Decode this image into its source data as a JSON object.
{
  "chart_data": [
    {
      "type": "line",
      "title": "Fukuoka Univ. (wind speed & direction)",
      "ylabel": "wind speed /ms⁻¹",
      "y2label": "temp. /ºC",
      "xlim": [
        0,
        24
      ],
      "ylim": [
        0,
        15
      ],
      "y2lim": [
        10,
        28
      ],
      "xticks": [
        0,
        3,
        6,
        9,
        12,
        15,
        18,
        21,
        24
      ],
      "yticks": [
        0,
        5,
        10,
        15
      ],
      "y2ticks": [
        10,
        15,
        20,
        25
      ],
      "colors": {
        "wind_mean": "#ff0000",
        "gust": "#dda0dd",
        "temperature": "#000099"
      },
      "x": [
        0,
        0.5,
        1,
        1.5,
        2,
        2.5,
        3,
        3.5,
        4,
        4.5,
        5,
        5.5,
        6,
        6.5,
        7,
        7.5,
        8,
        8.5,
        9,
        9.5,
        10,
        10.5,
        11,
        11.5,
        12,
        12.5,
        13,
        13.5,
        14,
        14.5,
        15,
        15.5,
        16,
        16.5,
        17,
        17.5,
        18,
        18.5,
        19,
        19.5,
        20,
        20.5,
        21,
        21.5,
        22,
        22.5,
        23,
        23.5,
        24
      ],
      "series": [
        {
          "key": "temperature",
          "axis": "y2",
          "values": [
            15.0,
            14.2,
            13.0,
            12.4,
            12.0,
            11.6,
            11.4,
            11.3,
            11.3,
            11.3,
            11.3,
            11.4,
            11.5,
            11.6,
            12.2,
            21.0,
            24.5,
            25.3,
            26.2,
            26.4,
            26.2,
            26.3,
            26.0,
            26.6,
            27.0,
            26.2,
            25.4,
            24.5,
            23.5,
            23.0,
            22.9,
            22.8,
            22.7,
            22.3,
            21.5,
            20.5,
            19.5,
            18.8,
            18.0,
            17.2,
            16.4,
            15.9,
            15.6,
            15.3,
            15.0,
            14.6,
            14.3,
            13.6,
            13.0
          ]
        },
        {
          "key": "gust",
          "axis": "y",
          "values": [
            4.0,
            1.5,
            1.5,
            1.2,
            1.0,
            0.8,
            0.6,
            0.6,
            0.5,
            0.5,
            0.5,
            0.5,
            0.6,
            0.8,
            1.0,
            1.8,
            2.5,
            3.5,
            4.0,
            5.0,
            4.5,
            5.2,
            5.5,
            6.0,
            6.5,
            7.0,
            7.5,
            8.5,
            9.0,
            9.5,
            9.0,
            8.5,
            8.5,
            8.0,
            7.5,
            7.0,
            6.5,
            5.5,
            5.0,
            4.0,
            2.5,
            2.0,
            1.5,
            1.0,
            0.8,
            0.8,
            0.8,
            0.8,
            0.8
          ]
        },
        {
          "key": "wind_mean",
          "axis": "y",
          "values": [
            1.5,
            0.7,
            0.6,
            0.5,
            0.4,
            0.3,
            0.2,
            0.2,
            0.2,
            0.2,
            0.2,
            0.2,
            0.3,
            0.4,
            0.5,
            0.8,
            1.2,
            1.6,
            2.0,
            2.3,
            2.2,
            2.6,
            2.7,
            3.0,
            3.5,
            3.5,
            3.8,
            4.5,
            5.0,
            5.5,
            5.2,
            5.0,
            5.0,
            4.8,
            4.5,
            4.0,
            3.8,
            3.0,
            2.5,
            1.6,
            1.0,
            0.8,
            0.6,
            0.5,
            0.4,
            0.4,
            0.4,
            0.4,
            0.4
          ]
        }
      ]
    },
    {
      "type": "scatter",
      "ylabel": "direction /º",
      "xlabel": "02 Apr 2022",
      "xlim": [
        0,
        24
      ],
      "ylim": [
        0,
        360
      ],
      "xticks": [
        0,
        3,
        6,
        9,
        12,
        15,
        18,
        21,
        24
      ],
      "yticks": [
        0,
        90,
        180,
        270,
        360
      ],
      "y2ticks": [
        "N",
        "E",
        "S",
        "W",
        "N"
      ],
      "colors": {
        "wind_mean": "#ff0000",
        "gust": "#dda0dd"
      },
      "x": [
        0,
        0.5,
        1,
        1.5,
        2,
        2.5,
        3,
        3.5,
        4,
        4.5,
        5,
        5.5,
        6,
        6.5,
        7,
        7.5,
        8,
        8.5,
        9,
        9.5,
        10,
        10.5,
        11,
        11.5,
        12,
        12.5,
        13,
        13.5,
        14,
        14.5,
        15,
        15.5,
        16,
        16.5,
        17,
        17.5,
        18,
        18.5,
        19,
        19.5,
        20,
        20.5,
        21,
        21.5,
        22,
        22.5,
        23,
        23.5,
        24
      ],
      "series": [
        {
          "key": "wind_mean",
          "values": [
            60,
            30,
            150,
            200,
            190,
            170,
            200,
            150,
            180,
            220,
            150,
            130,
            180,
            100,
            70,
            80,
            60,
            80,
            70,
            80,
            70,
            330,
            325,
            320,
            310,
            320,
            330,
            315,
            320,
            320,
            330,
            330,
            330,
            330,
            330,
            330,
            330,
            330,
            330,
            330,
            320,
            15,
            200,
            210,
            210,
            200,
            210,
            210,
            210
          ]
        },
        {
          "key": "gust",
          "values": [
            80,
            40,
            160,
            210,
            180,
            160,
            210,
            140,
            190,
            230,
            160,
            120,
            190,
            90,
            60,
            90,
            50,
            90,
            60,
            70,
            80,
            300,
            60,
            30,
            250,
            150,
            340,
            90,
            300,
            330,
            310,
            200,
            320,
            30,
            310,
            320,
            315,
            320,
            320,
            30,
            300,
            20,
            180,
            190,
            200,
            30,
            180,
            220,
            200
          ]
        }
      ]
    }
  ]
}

:::::

Exercise: Each entry above needs to be retyped exactly.

Task solution:
Decode this image into its source data as a JSON object.
{
  "chart_data": [
    {
      "type": "line",
      "title": "Fukuoka Univ. (wind speed & direction)",
      "ylabel": "wind speed /ms⁻¹",
      "y2label": "temp. /ºC",
      "xlim": [
        0,
        24
      ],
      "ylim": [
        0,
        15
      ],
      "y2lim": [
        10,
        28
      ],
      "xticks": [
        0,
        3,
        6,
        9,
        12,
        15,
        18,
        21,
        24
      ],
      "yticks": [
        0,
        5,
        10,
        15
      ],
      "y2ticks": [
        10,
        15,
        20,
        25
      ],
      "colors": {
        "wind_mean": "#ff0000",
        "gust": "#dda0dd",
        "temperature": "#000099"
      },
      "x": [
        0,
        0.5,
        1,
        1.5,
        2,
        2.5,
        3,
        3.5,
        4,
        4.5,
        5,
        5.5,
        6,
        6.5,
        7,
        7.5,
        8,
        8.5,
        9,
        9.5,
        10,
        10.5,
        11,
        11.5,
        12,
        12.5,
        13,
        13.5,
        14,
        14.5,
        15,
        15.5,
        16,
        16.5,
        17,
        17.5,
        18,
        18.5,
        19,
        19.5,
        20,
        20.5,
        21,
        21.5,
        22,
        22.5,
        23,
        23.5,
        24
      ],
      "series": [
        {
          "key": "temperature",
          "axis": "y2",
          "values": [
            15.0,
            14.2,
            13.0,
            12.4,
            12.0,
            11.6,
            11.4,
            11.3,
            11.3,
            11.3,
            11.3,
            11.4,
            11.5,
            11.6,
            12.2,
            21.0,
            24.5,
            25.3,
            26.2,
            26.4,
            26.2,
            26.3,
            26.0,
            26.6,
            27.0,
            26.2,
            25.4,
            24.5,
            23.5,
            23.0,
            22.9,
            22.8,
            22.7,
            22.3,
            21.5,
            20.5,
            19.5,
            18.8,
            18.0,
            17.2,
            16.4,
            15.9,
            15.6,
            15.3,
            15.0,
            14.6,
            14.3,
            13.6,
            13.0
          ]
        },
        {
          "key": "gust",
          "axis": "y",
          "values": [
            4.0,
            1.5,
            1.5,
            1.2,
            1.0,
            0.8,
            0.6,
            0.6,
            0.5,
            0.5,
            0.5,
            0.5,
            0.6,
            0.8,
            1.0,
            1.8,
            2.5,
            3.5,
            4.0,
            5.0,
            4.5,
            5.2,
            5.5,
            6.0,
            6.5,
            7.0,
            7.5,
            8.5,
            9.0,
            9.5,
            9.0,
            8.5,
            8.5,
            8.0,
            7.5,
            7.0,
            6.5,
            5.5,
            5.0,
            4.0,
            2.5,
            2.0,
            1.5,
            1.0,
            0.8,
            0.8,
            0.8,
            0.8,
            0.8
          ]
        },
        {
          "key": "wind_mean",
          "axis": "y",
          "values": [
            1.5,
            0.7,
            0.6,
            0.5,
            0.4,
            0.3,
            0.2,
            0.2,
            0.2,
            0.2,
            0.2,
            0.2,
            0.3,
            0.4,
            0.5,
            0.8,
            1.2,
            1.6,
            2.0,
            2.3,
            2.2,
            2.6,
            2.7,
            3.0,
            3.5,
            3.5,
            3.8,
            4.5,
            5.0,
            5.5,
            5.2,
            5.0,
            5.0,
            4.8,
            4.5,
            4.0,
            3.8,
            3.0,
            2.5,
            1.6,
            1.0,
            0.8,
            0.6,
            0.5,
            0.4,
            0.4,
            0.4,
            0.4,
            0.4
          ]
        }
      ]
    },
    {
      "type": "scatter",
      "ylabel": "direction /º",
      "xlabel": "02 Apr 2022",
      "xlim": [
        0,
        24
      ],
      "ylim": [
        0,
        360
      ],
      "xticks": [
        0,
        3,
        6,
        9,
        12,
        15,
        18,
        21,
        24
      ],
      "yticks": [
        0,
        90,
        180,
        270,
        360
      ],
      "y2ticks": [
        "N",
        "E",
        "S",
        "W",
        "N"
      ],
      "colors": {
        "wind_mean": "#ff0000",
        "gust": "#dda0dd"
      },
      "x": [
        0,
        0.5,
        1,
        1.5,
        2,
        2.5,
        3,
        3.5,
        4,
        4.5,
        5,
        5.5,
        6,
        6.5,
        7,
        7.5,
        8,
        8.5,
        9,
        9.5,
        10,
        10.5,
        11,
        11.5,
        12,
        12.5,
        13,
        13.5,
        14,
        14.5,
        15,
        15.5,
        16,
        16.5,
        17,
        17.5,
        18,
        18.5,
        19,
        19.5,
        20,
        20.5,
        21,
        21.5,
        22,
        22.5,
        23,
        23.5,
        24
      ],
      "series": [
        {
          "key": "wind_mean",
          "values": [
            60,
            30,
            150,
            200,
            190,
            170,
            200,
            150,
            180,
            220,
            150,
            130,
            180,
            100,
            70,
            80,
            60,
            80,
            70,
            80,
            70,
            330,
            325,
            320,
            310,
            320,
            330,
            315,
            320,
            320,
            330,
            330,
            330,
            330,
            330,
            330,
            330,
            330,
            330,
            330,
            320,
            15,
            200,
            210,
            210,
            200,
            210,
            210,
            210
          ]
        },
        {
          "key": "gust",
          "values": [
            80,
            40,
            160,
            210,
            180,
            160,
            210,
            140,
            190,
            230,
            160,
            120,
            190,
            90,
            60,
            90,
            50,
            90,
            60,
            70,
            80,
            300,
            60,
            30,
            250,
            150,
            340,
            90,
            300,
            330,
            310,
            200,
            320,
            30,
            310,
            320,
            315,
            320,
            320,
            30,
            300,
            20,
            180,
            190,
            200,
            30,
            180,
            220,
            200
          ]
        }
      ]
    }
  ]
}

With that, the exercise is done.